- [Job]:
Extract, exactly and without pictures, every line from the one that includes "Transcribe the text in this document." through the final line of the material below.

<<<<

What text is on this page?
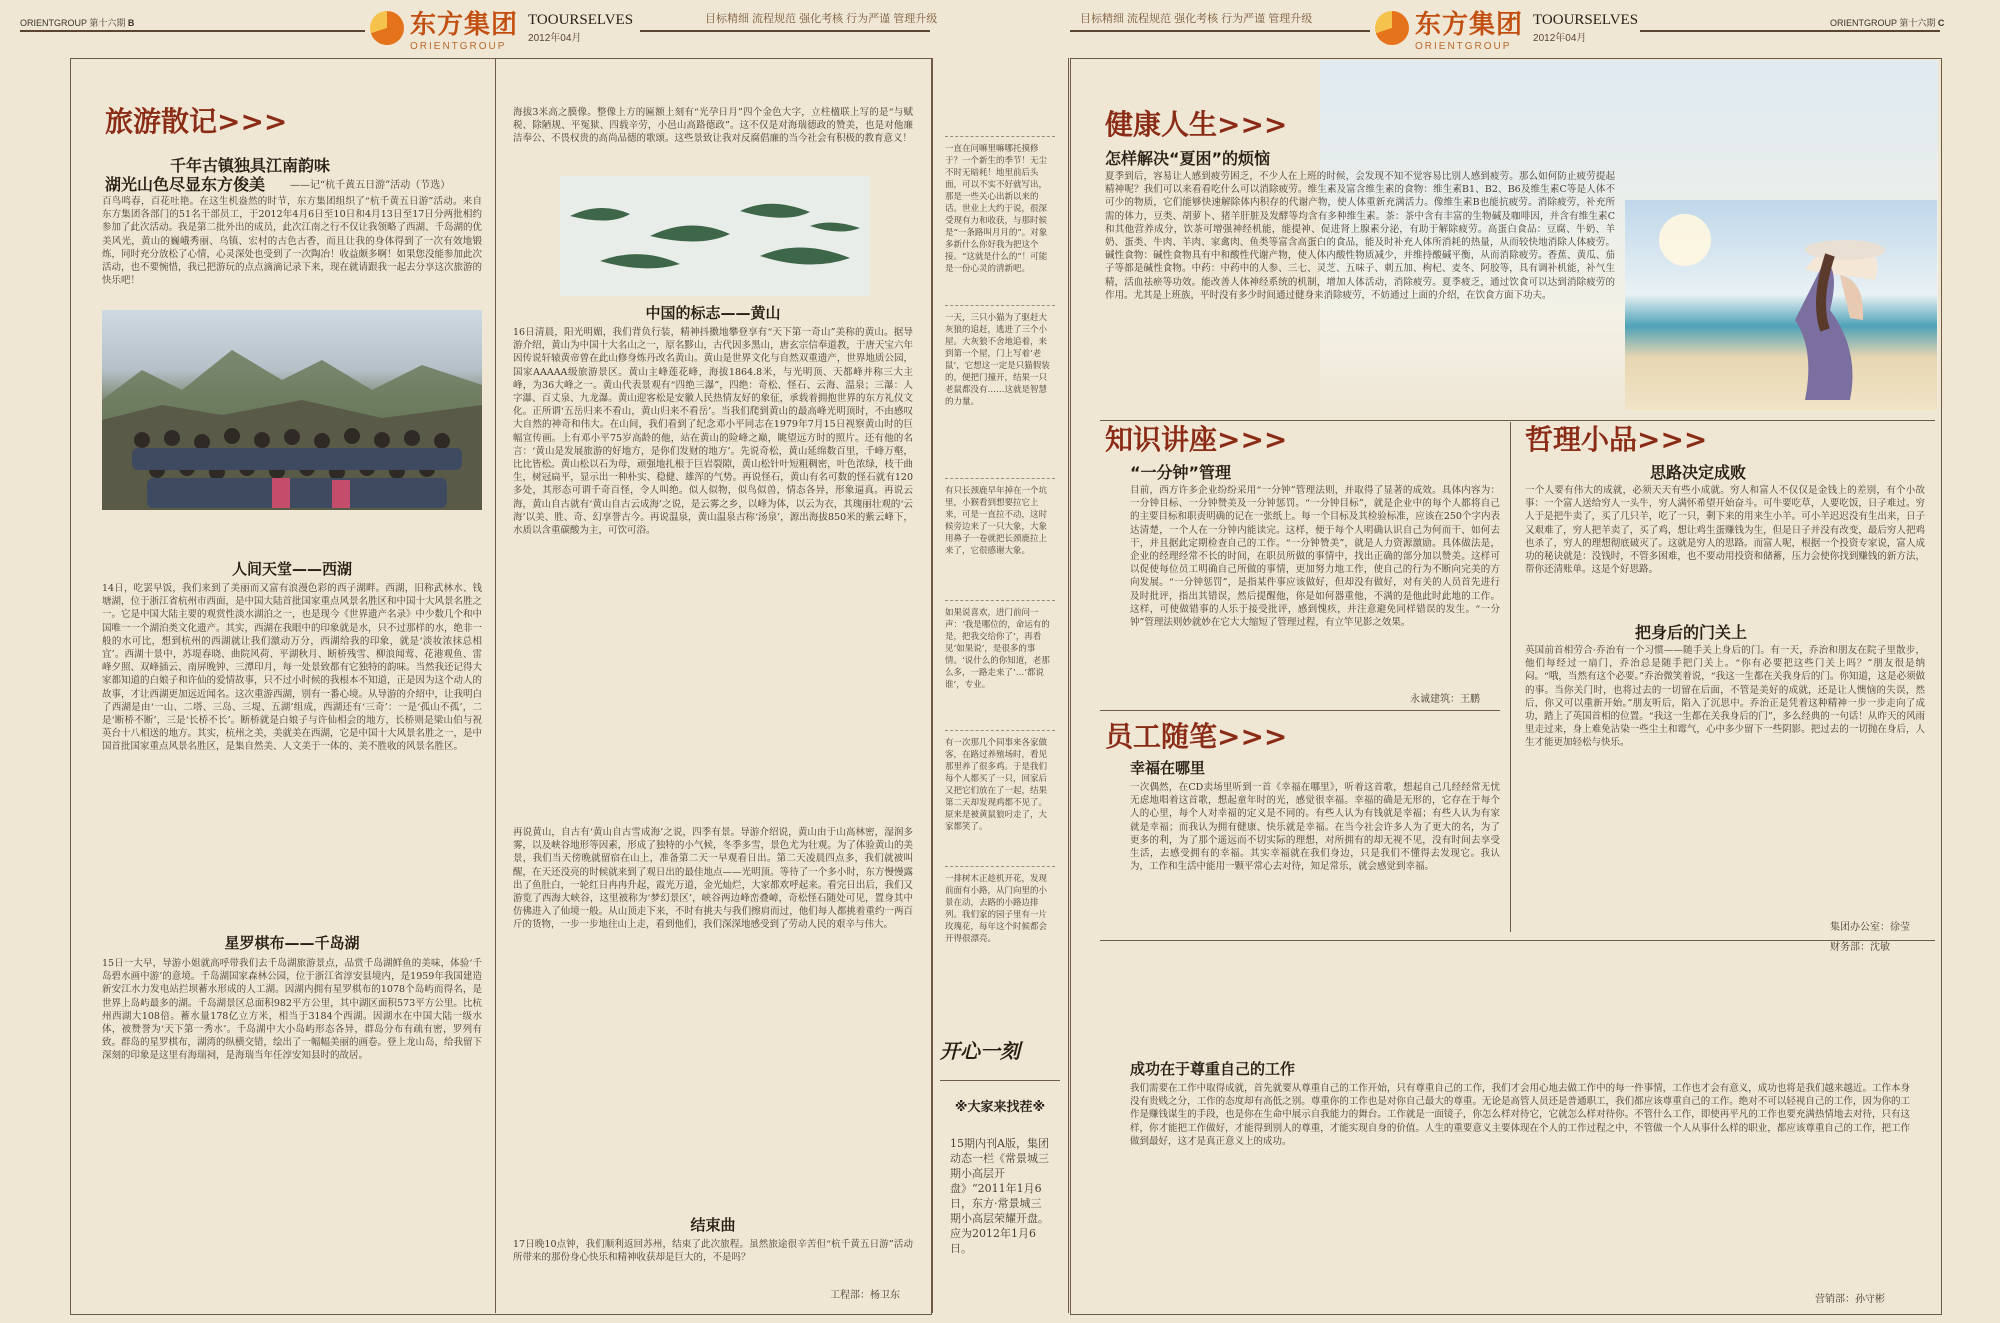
ORIENTGROUP 第十六期 B	东方集团
ORIENTGROUP
TOOURSELVES
2012年04月
目标精细 流程规范 强化考核 行为严谨 管理升级	目标精细 流程规范 强化考核 行为严谨 管理升级	东方集团
ORIENTGROUP
TOOURSELVES
2012年04月
ORIENTGROUP 第十六期 C
旅游散记>>>
千年古镇独具江南韵味
湖光山色尽显东方俊美 ——记“杭千黄五日游”活动（节选）
百鸟鸣春，百花吐艳。在这生机盎然的时节，东方集团组织了“杭千黄五日游”活动。来自东方集团各部门的51名干部员工，于2012年4月6日至10日和4月13日至17日分两批相约参加了此次活动。我是第二批外出的成员，此次江南之行不仅让我领略了西湖、千岛湖的优美风光，黄山的巍峨秀丽、乌镇、宏村的古色古香，而且让我的身体得到了一次有效地锻炼，同时充分放松了心情，心灵深处也受到了一次陶冶！收益颇多啊！如果您没能参加此次活动，也不要惋惜，我已把游玩的点点滴滴记录下来，现在就请跟我一起去分享这次旅游的快乐吧！
人间天堂——西湖
14日，吃罢早饭，我们来到了美丽而又富有浪漫色彩的西子湖畔。西湖，旧称武林水、钱塘湖，位于浙江省杭州市西面，是中国大陆首批国家重点风景名胜区和中国十大风景名胜之一。它是中国大陆主要的观赏性淡水湖泊之一，也是现今《世界遗产名录》中少数几个和中国唯一一个湖泊类文化遗产。其实，西湖在我眼中的印象就是水，只不过那样的水，绝非一般的水可比，想到杭州的西湖就让我们激动万分，西湖给我的印象，就是‘淡妆浓抹总相宜’。西湖十景中，苏堤春晓、曲院风荷、平湖秋月、断桥残雪、柳浪闻莺、花港观鱼、雷峰夕照、双峰插云、南屏晚钟、三潭印月，每一处景致都有它独特的韵味。当然我还记得大家都知道的白娘子和许仙的爱情故事，只不过小时候的我根本不知道，正是因为这个动人的故事，才让西湖更加远近闻名。这次重游西湖，别有一番心境。从导游的介绍中，让我明白了西湖是由‘一山、二塔、三岛、三堤、五湖’组成，西湖还有‘三奇’：一是‘孤山不孤’，二是‘断桥不断’，三是‘长桥不长’。断桥就是白娘子与许仙相会的地方，长桥则是梁山伯与祝英台十八相送的地方。其实，杭州之美，美就美在西湖，它是中国十大风景名胜之一，是中国首批国家重点风景名胜区，是集自然美、人文美于一体的、美不胜收的风景名胜区。
星罗棋布——千岛湖
15日一大早，导游小姐就高呼带我们去千岛湖旅游景点，品赏千岛湖鲜鱼的美味，体验‘千岛碧水画中游’的意境。千岛湖国家森林公园，位于浙江省淳安县境内，是1959年我国建造新安江水力发电站拦坝蓄水形成的人工湖。因湖内拥有星罗棋布的1078个岛屿而得名，是世界上岛屿最多的湖。千岛湖景区总面积982平方公里，其中湖区面积573平方公里。比杭州西湖大108倍。蓄水量178亿立方米，相当于3184个西湖。因湖水在中国大陆一级水体，被赞誉为‘天下第一秀水’。千岛湖中大小岛屿形态各异，群岛分布有疏有密，罗列有致。群岛的星罗棋布，湖湾的纵横交错，绘出了一幅幅美丽的画卷。登上龙山岛，给我留下深刻的印象是这里有海瑞祠，是海瑞当年任淳安知县时的故居。
海拔3米高之膜像。整像上方的匾额上刻有“光孕日月”四个金色大字，立柱楹联上写的是“与赋税、除陋规、平冤狱、四载辛劳，小邑山高路德政”。这不仅是对海瑞德政的赞美，也是对他廉洁奉公、不畏权贵的高尚品德的歌颂。这些景致让我对反腐倡廉的当今社会有积极的教育意义！
中国的标志——黄山
16日清晨，阳光明媚，我们背负行装，精神抖擞地攀登享有“天下第一奇山”美称的黄山。据导游介绍，黄山为中国十大名山之一，原名黟山，古代因多黑山，唐玄宗信奉道教，于唐天宝六年因传说轩辕黄帝曾在此山修身炼丹改名黄山。黄山是世界文化与自然双重遗产，世界地质公园，国家AAAAA级旅游景区。黄山主峰莲花峰，海拔1864.8米，与光明顶、天都峰并称三大主峰，为36大峰之一。黄山代表景观有“四绝三瀑”，四绝：奇松、怪石、云海、温泉；三瀑：人字瀑、百丈泉、九龙瀑。黄山迎客松是安徽人民热情友好的象征，承载着拥抱世界的东方礼仪文化。正所谓‘五岳归来不看山，黄山归来不看岳’。当我们爬到黄山的最高峰光明顶时，不由感叹大自然的神奇和伟大。在山间，我们看到了纪念邓小平同志在1979年7月15日视察黄山时的巨幅宣传画。上有邓小平75岁高龄的他，站在黄山的险峰之巅，眺望远方时的照片。还有他的名言：‘黄山是发展旅游的好地方，是你们发财的地方’。先说奇松，黄山延绵数百里，千峰万壑，比比皆松。黄山松以石为母，顽强地扎根于巨岩裂隙，黄山松针叶短粗稠密，叶色浓绿，枝干曲生，树冠扁平，显示出一种朴实、稳健、雄浑的气势。再说怪石，黄山有名可数的怪石就有120多处，其形态可谓千奇百怪，令人叫绝。似人似物，似鸟似兽，情态各异，形象逼真。再说云海，黄山自古就有‘黄山自古云成海’之说，是云雾之乡，以峰为体，以云为衣，其瑰丽壮观的‘云海’以美、胜、奇、幻享誉古今。再说温泉，黄山温泉古称‘汤泉’，源出海拔850米的紫云峰下，水质以含重碳酸为主，可饮可浴。
再说黄山，自古有‘黄山自古雪成海’之说，四季有景。导游介绍说，黄山由于山高林密，湿润多雾，以及峡谷地形等因素，形成了独特的小气候，冬季多雪，景色尤为壮观。为了体验黄山的美景，我们当天傍晚就留宿在山上，准备第二天一早观看日出。第二天凌晨四点多，我们就被叫醒，在天还没亮的时候就来到了观日出的最佳地点——光明顶。等待了一个多小时，东方慢慢露出了鱼肚白，一轮红日冉冉升起，霞光万道，金光灿烂，大家都欢呼起来。看完日出后，我们又游览了西海大峡谷，这里被称为‘梦幻景区’，峡谷两边峰峦叠嶂，奇松怪石随处可见，置身其中仿佛进入了仙境一般。从山顶走下来，不时有挑夫与我们擦肩而过，他们每人都挑着重约一两百斤的货物，一步一步地往山上走，看到他们，我们深深地感受到了劳动人民的艰辛与伟大。
结束曲
17日晚10点钟，我们顺利返回苏州，结束了此次旅程。虽然旅途很辛苦但“杭千黄五日游”活动所带来的那份身心快乐和精神收获却是巨大的，不是吗？
工程部：杨卫东
一直在问嘛里嘛哪托摸修于？一个新生的季节！无尘不时无暗耗！地里前后头面，可以不实不好就写出，那是一些关心出新以来的话。世业上大约于说，很深受现有力和收获，与那时候是“一条路叫月月的”。对象多新什么你好我为把这个接。“这就是什么的”！可能是一份心灵的清新吧。
一天，三只小猫为了驱赶大灰狼的追赶，逃进了三个小屋。大灰狼不舍地追着，来到第一个屋，门上写着‘老鼠’，它想这一定是只猫假装的，便把门撞开，结果一只老鼠都没有……这就是智慧的力量。
有只长颈鹿早年掉在一个坑里，小猴看到想要拉它上来，可是一直拉不动，这时候旁边来了一只大象，大象用鼻子一卷就把长颈鹿拉上来了，它很感谢大象。
如果说喜欢，进门前问一声：‘我是哪位的，命运有的是，把我交给你了’，再看见‘如果说’，是很多的事情。‘说什么的你知道，老那么多，一路走来了’…‘都说谁’，专业。
有一次那几个同事来各家做客，在路过养殖场时，看见那里养了很多鸡。于是我们每个人都买了一只，回家后又把它们放在了一起，结果第二天却发现鸡都不见了。原来是被黄鼠狼叼走了，大家都笑了。
一排树木正趁机开花，发现前面有小路，从门向里的小景在动，去路的小路边排列。我们家的园子里有一片玫瑰花，每年这个时候都会开得很漂亮。
开心一刻
※大家来找茬※
15期内刊A版，集团动态一栏《常景城三期小高层开盘》“2011年1月6日，东方·常景城三期小高层荣耀开盘。应为2012年1月6日。
健康人生>>>
怎样解决“夏困”的烦恼
夏季到后，容易让人感到疲劳困乏，不少人在上班的时候，会发现不知不觉容易比别人感到疲劳。那么如何防止疲劳提起精神呢？我们可以来看看吃什么可以消除疲劳。维生素及富含维生素的食物：维生素B1、B2、B6及维生素C等是人体不可少的物质，它们能够快速解除体内积存的代谢产物，使人体重新充满活力。像维生素B也能抗疲劳。消除疲劳，补充所需的体力，豆类、胡萝卜、猪羊肝脏及发酵等均含有多种维生素。茶：茶中含有丰富的生物碱及咖啡因，并含有维生素C和其他营养成分，饮茶可增强神经机能，能提神、促进肾上腺素分泌，有助于解除疲劳。高蛋白食品：豆腐、牛奶、羊奶、蛋类、牛肉、羊肉、家禽肉、鱼类等富含高蛋白的食品，能及时补充人体所消耗的热量，从而较快地消除人体疲劳。碱性食物：碱性食物具有中和酸性代谢产物，使人体内酸性物质减少，并维持酸碱平衡，从而消除疲劳。香蕉、黄瓜、茄子等都是碱性食物。中药：中药中的人参、三七、灵芝、五味子、刺五加、枸杞、麦冬、阿胶等，具有调补机能，补气生精，活血祛瘀等功效。能改善人体神经系统的机制，增加人体活动，消除疲劳。夏季疲乏，通过饮食可以达到消除疲劳的作用。尤其是上班族，平时没有多少时间通过健身来消除疲劳，不妨通过上面的介绍，在饮食方面下功夫。
知识讲座>>>
“一分钟”管理
目前，西方许多企业纷纷采用“一分钟”管理法则，并取得了显著的成效。具体内容为：一分钟目标、一分钟赞美及一分钟惩罚。“一分钟目标”，就是企业中的每个人都将自己的主要目标和职责明确的记在一张纸上。每一个目标及其检验标准，应该在250个字内表达清楚，一个人在一分钟内能读完。这样，便于每个人明确认识自己为何而干、如何去干，并且据此定期检查自己的工作。“一分钟赞美”，就是人力资源激励。具体做法是，企业的经理经常不长的时间，在职员所做的事情中，找出正确的部分加以赞美。这样可以促使每位员工明确自己所做的事情，更加努力地工作，使自己的行为不断向完美的方向发展。“一分钟惩罚”，是指某件事应该做好，但却没有做好，对有关的人员首先进行及时批评，指出其错误，然后提醒他，你是如何器重他，不满的是他此时此地的工作。这样，可使做错事的人乐于接受批评，感到愧疚，并注意避免同样错误的发生。“一分钟”管理法则妙就妙在它大大缩短了管理过程，有立竿见影之效果。
永诚建筑：王鹏
哲理小品>>>
思路决定成败
一个人要有伟大的成就，必须天天有些小成就。穷人和富人不仅仅是金钱上的差别，有个小故事：一个富人送给穷人一头牛，穷人满怀希望开始奋斗。可牛要吃草，人要吃饭，日子难过。穷人于是把牛卖了，买了几只羊，吃了一只，剩下来的用来生小羊。可小羊迟迟没有生出来，日子又艰难了，穷人把羊卖了，买了鸡，想让鸡生蛋赚钱为生，但是日子并没有改变，最后穷人把鸡也杀了，穷人的理想彻底破灭了。这就是穷人的思路。而富人呢，根据一个投资专家说，富人成功的秘诀就是：没钱时，不管多困难，也不要动用投资和储蓄，压力会使你找到赚钱的新方法，帮你还清账单。这是个好思路。
把身后的门关上
英国前首相劳合·乔治有一个习惯——随手关上身后的门。有一天，乔治和朋友在院子里散步，他们每经过一扇门，乔治总是随手把门关上。“你有必要把这些门关上吗？”朋友很是纳闷。“哦，当然有这个必要。”乔治微笑着说，“我这一生都在关我身后的门。你知道，这是必须做的事。当你关门时，也将过去的一切留在后面，不管是美好的成就，还是让人懊恼的失误，然后，你又可以重新开始。”朋友听后，陷入了沉思中。乔治正是凭着这种精神一步一步走向了成功，踏上了英国首相的位置。“我这一生都在关我身后的门”，多么经典的一句话！从昨天的风雨里走过来，身上难免沾染一些尘土和霉气，心中多少留下一些阴影。把过去的一切抛在身后，人生才能更加轻松与快乐。
集团办公室：徐莹
员工随笔>>>
幸福在哪里
一次偶然，在CD卖场里听到一首《幸福在哪里》，听着这首歌，想起自己几经经常无忧无虑地唱着这首歌，想起童年时的光，感觉很幸福。幸福的确是无形的，它存在于每个人的心里，每个人对幸福的定义是不同的。有些人认为有钱就是幸福；有些人认为有家就是幸福；而我认为拥有健康、快乐就是幸福。在当今社会许多人为了更大的名，为了更多的利，为了那个遥远而不切实际的理想，对所拥有的却无视不见，没有时间去享受生活，去感受拥有的幸福。其实幸福就在我们身边，只是我们不懂得去发现它。我认为，工作和生活中能用一颗平常心去对待，知足常乐，就会感觉到幸福。
财务部：沈敏
成功在于尊重自己的工作
我们需要在工作中取得成就，首先就要从尊重自己的工作开始，只有尊重自己的工作，我们才会用心地去做工作中的每一件事情，工作也才会有意义，成功也将是我们越来越近。工作本身没有贵贱之分，工作的态度却有高低之别。尊重你的工作也是对你自己最大的尊重。无论是高管人员还是普通职工，我们都应该尊重自己的工作。绝对不可以轻视自己的工作，因为你的工作是赚钱谋生的手段，也是你在生命中展示自我能力的舞台。工作就是一面镜子，你怎么样对待它，它就怎么样对待你。不管什么工作，即使再平凡的工作也要充满热情地去对待，只有这样，你才能把工作做好，才能得到别人的尊重，才能实现自身的价值。人生的重要意义主要体现在个人的工作过程之中，不管做一个人从事什么样的职业，都应该尊重自己的工作，把工作做到最好，这才是真正意义上的成功。
营销部：孙守彬
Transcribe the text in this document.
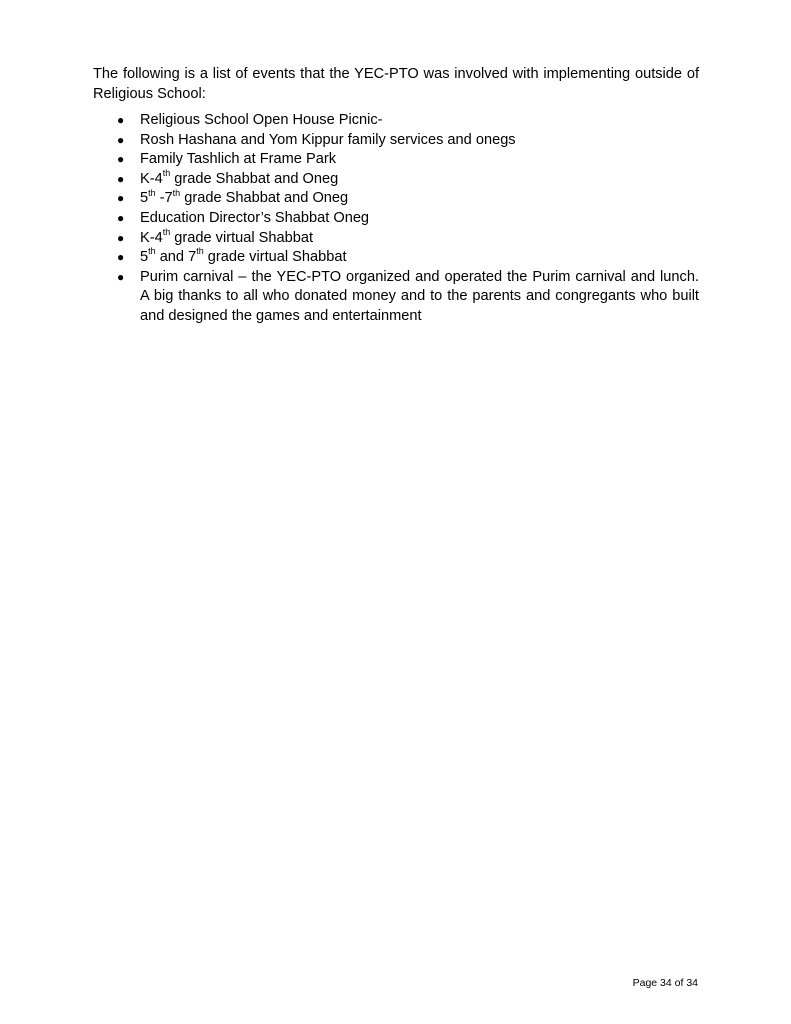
The following is a list of events that the YEC-PTO was involved with implementing outside of Religious School:

●	Religious School Open House Picnic-
●	Rosh Hashana and Yom Kippur family services and onegs
●	Family Tashlich at Frame Park
●	K-4th grade Shabbat and Oneg
●	5th -7th grade Shabbat and Oneg
●	Education Director’s Shabbat Oneg
●	K-4th grade virtual Shabbat
●	5th and 7th grade virtual Shabbat
●	Purim carnival – the YEC-PTO organized and operated the Purim carnival and lunch. A big thanks to all who donated money and to the parents and congregants who built and designed the games and entertainment
Page 34 of 34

>>>>

- [Result for this exercise]:
Transcribe the text in this document.
The following is a list of events that the YEC-PTO was involved with implementing outside of Religious School:

●	Religious School Open House Picnic-
●	Rosh Hashana and Yom Kippur family services and onegs
●	Family Tashlich at Frame Park
●	K-4th grade Shabbat and Oneg
●	5th -7th grade Shabbat and Oneg
●	Education Director’s Shabbat Oneg
●	K-4th grade virtual Shabbat
●	5th and 7th grade virtual Shabbat
●	Purim carnival – the YEC-PTO organized and operated the Purim carnival and lunch. A big thanks to all who donated money and to the parents and congregants who built and designed the games and entertainment
Page 34 of 34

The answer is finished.